Filter the records below down to lines containing "following".

Dataset entries
•••••
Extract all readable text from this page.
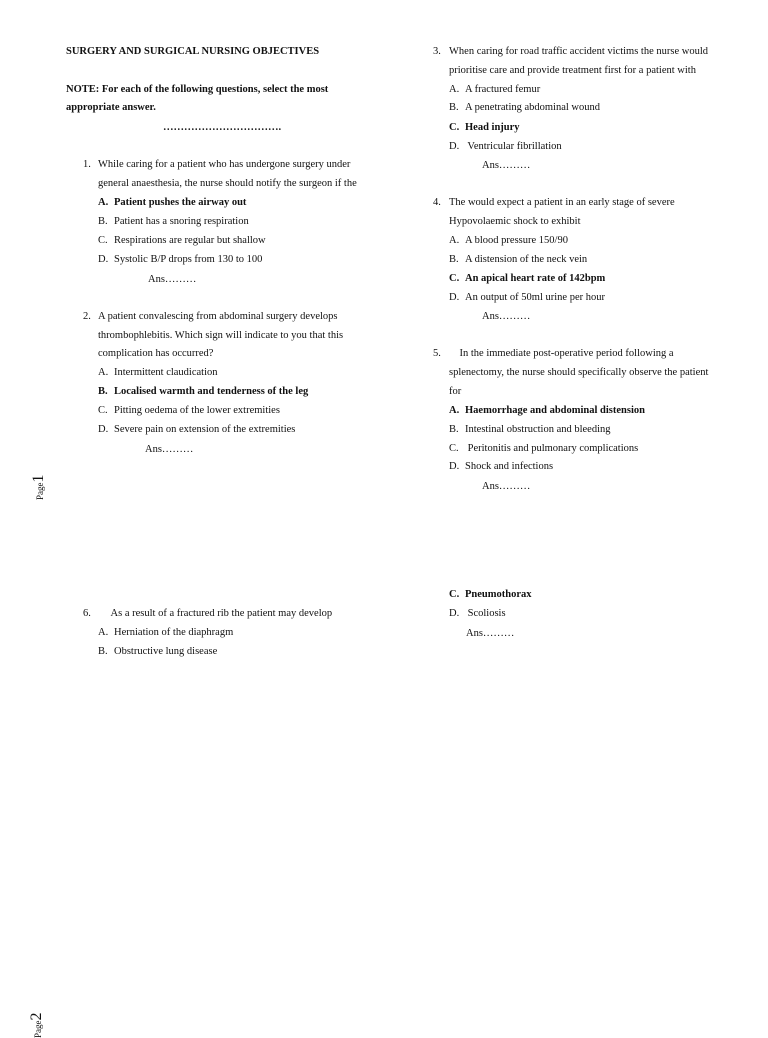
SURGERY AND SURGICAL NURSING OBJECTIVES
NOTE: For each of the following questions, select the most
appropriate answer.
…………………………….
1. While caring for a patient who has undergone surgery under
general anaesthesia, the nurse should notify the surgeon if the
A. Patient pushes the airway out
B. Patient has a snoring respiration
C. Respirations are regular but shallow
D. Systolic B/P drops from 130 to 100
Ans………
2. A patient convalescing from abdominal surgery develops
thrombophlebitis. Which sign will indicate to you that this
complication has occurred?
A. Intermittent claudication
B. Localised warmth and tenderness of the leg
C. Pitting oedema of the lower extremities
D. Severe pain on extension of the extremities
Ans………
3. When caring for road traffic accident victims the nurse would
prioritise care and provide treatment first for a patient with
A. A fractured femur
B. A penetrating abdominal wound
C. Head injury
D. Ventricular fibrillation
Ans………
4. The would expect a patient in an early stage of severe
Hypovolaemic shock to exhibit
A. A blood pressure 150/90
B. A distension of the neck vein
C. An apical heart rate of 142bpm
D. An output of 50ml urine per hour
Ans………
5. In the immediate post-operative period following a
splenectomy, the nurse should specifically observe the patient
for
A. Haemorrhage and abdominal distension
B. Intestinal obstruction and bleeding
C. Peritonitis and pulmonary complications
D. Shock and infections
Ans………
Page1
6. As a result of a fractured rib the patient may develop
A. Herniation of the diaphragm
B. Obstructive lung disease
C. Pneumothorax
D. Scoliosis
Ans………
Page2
•••••
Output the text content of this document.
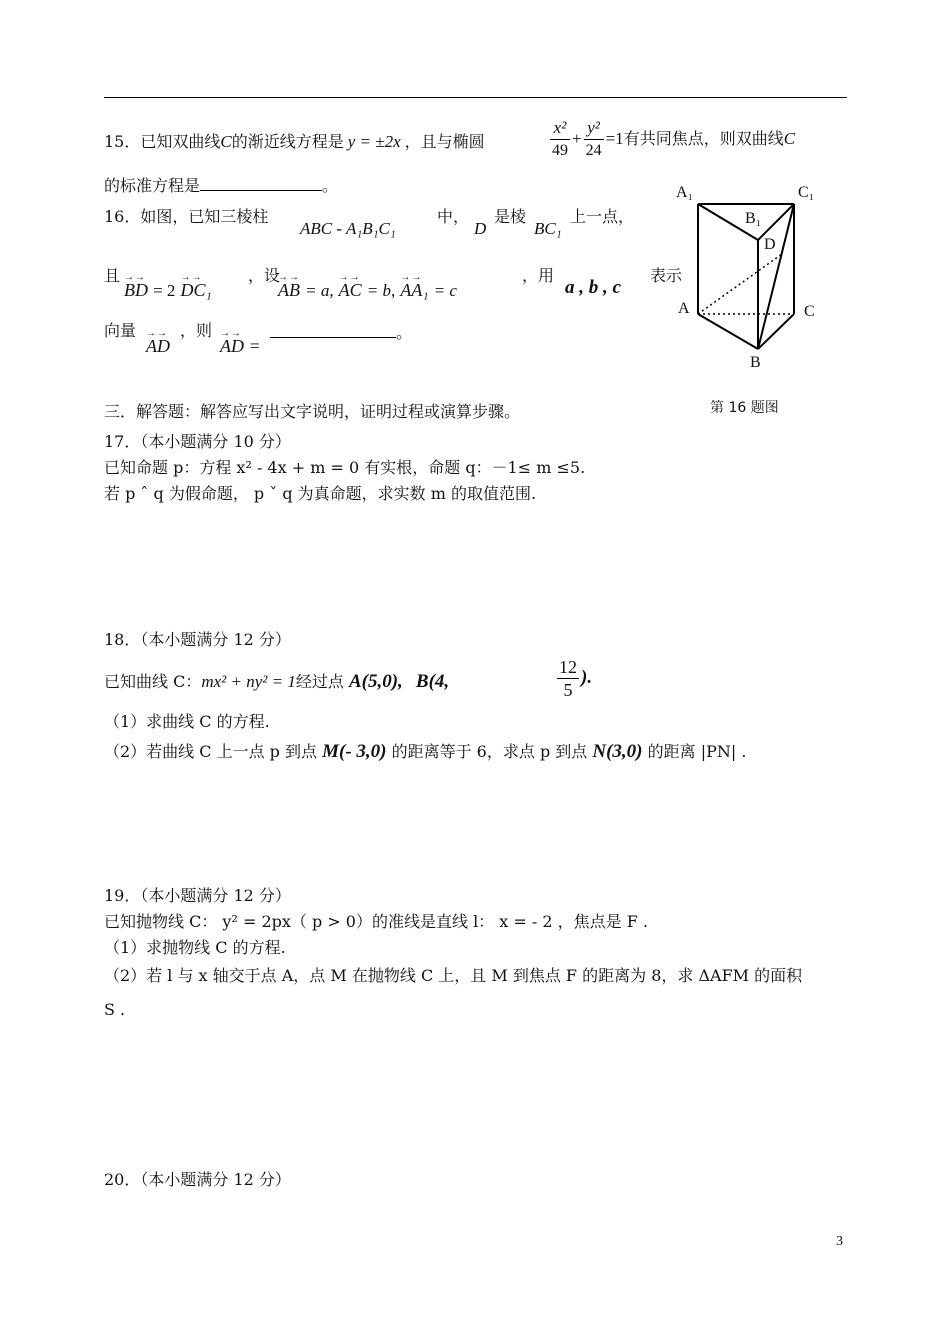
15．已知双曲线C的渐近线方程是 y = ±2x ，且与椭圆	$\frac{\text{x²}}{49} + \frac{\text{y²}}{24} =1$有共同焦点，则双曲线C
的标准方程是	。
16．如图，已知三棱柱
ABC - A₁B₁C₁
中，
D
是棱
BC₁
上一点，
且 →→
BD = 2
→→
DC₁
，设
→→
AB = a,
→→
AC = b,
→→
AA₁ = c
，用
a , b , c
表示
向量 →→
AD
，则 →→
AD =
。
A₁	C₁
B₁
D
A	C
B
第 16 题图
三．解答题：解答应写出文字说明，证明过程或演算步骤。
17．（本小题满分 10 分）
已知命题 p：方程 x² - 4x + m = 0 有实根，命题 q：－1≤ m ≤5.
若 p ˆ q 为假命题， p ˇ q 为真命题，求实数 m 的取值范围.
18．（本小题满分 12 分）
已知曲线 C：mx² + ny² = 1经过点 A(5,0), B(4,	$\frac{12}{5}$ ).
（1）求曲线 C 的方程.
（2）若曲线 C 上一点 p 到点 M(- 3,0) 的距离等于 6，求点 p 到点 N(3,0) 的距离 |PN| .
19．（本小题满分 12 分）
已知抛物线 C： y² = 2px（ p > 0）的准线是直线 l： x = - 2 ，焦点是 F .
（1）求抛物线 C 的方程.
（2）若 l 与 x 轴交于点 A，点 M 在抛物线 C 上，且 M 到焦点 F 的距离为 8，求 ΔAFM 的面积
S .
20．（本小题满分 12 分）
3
•••••
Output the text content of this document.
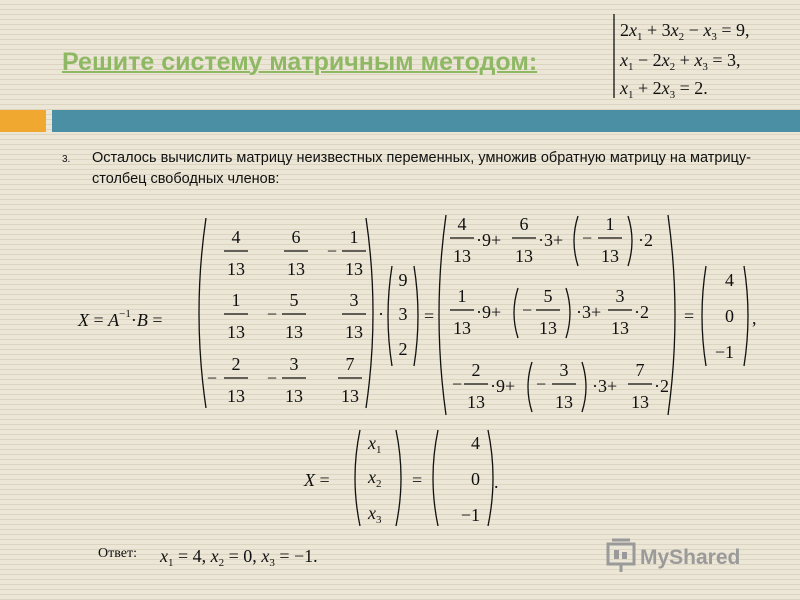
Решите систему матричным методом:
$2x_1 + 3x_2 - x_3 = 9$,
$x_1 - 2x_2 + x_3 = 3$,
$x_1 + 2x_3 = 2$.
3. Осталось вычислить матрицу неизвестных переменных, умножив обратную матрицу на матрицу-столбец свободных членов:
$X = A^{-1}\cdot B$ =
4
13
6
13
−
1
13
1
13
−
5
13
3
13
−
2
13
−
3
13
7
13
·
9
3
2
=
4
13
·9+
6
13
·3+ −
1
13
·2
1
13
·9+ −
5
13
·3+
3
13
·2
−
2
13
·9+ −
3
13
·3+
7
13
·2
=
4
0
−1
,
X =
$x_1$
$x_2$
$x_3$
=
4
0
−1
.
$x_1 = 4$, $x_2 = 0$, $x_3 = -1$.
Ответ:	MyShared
•••••
The reply:
NOTE: For each of the following questions, select the most
5. In the immediate post-operative period following a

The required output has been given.